• OBJECTIVE: Drop every picture and give the entries back exactly.

-- Begin --

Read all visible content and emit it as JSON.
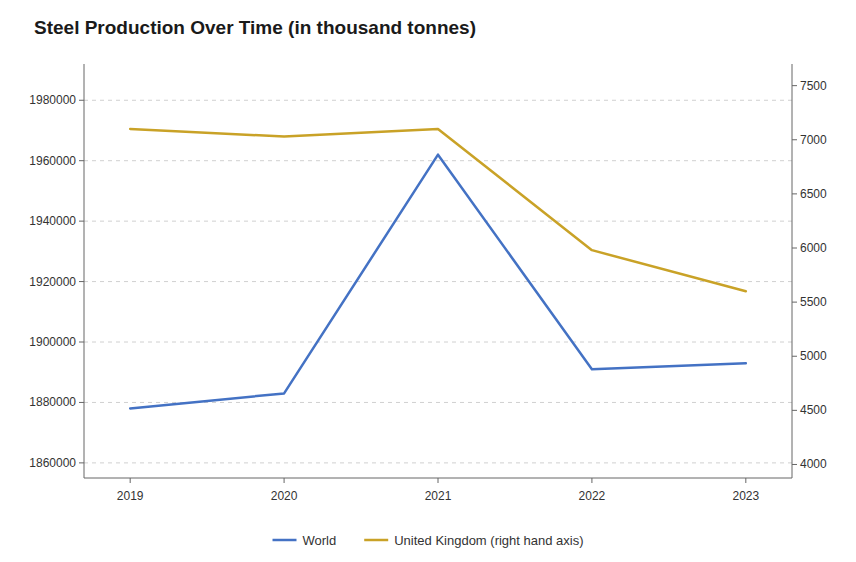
{
  "chart_data": {
    "type": "line",
    "title": "Steel Production Over Time (in thousand tonnes)",
    "categories": [
      "2019",
      "2020",
      "2021",
      "2022",
      "2023"
    ],
    "series": [
      {
        "name": "World",
        "color": "#4472c4",
        "values": [
          1878000,
          1883000,
          1962000,
          1891000,
          1893000
        ]
      },
      {
        "name": "United Kingdom (right hand axis)",
        "color": "#c9a227",
        "axis": "y2",
        "values": [
          7100,
          7030,
          7100,
          5980,
          5600
        ]
      }
    ],
    "ylim": [
      1855000,
      1992000
    ],
    "yticks": [
      1860000,
      1880000,
      1900000,
      1920000,
      1940000,
      1960000,
      1980000
    ],
    "y2lim": [
      3875,
      7700
    ],
    "y2ticks": [
      4000,
      4500,
      5000,
      5500,
      6000,
      6500,
      7000,
      7500
    ],
    "grid": true,
    "legend": "bottom"
  }
}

-- End --

• ANSWER TO THE PROBLEM:
Read all visible content and emit it as JSON.
{
  "chart_data": {
    "type": "line",
    "title": "Steel Production Over Time (in thousand tonnes)",
    "categories": [
      "2019",
      "2020",
      "2021",
      "2022",
      "2023"
    ],
    "series": [
      {
        "name": "World",
        "color": "#4472c4",
        "values": [
          1878000,
          1883000,
          1962000,
          1891000,
          1893000
        ]
      },
      {
        "name": "United Kingdom (right hand axis)",
        "color": "#c9a227",
        "axis": "y2",
        "values": [
          7100,
          7030,
          7100,
          5980,
          5600
        ]
      }
    ],
    "ylim": [
      1855000,
      1992000
    ],
    "yticks": [
      1860000,
      1880000,
      1900000,
      1920000,
      1940000,
      1960000,
      1980000
    ],
    "y2lim": [
      3875,
      7700
    ],
    "y2ticks": [
      4000,
      4500,
      5000,
      5500,
      6000,
      6500,
      7000,
      7500
    ],
    "grid": true,
    "legend": "bottom"
  }
}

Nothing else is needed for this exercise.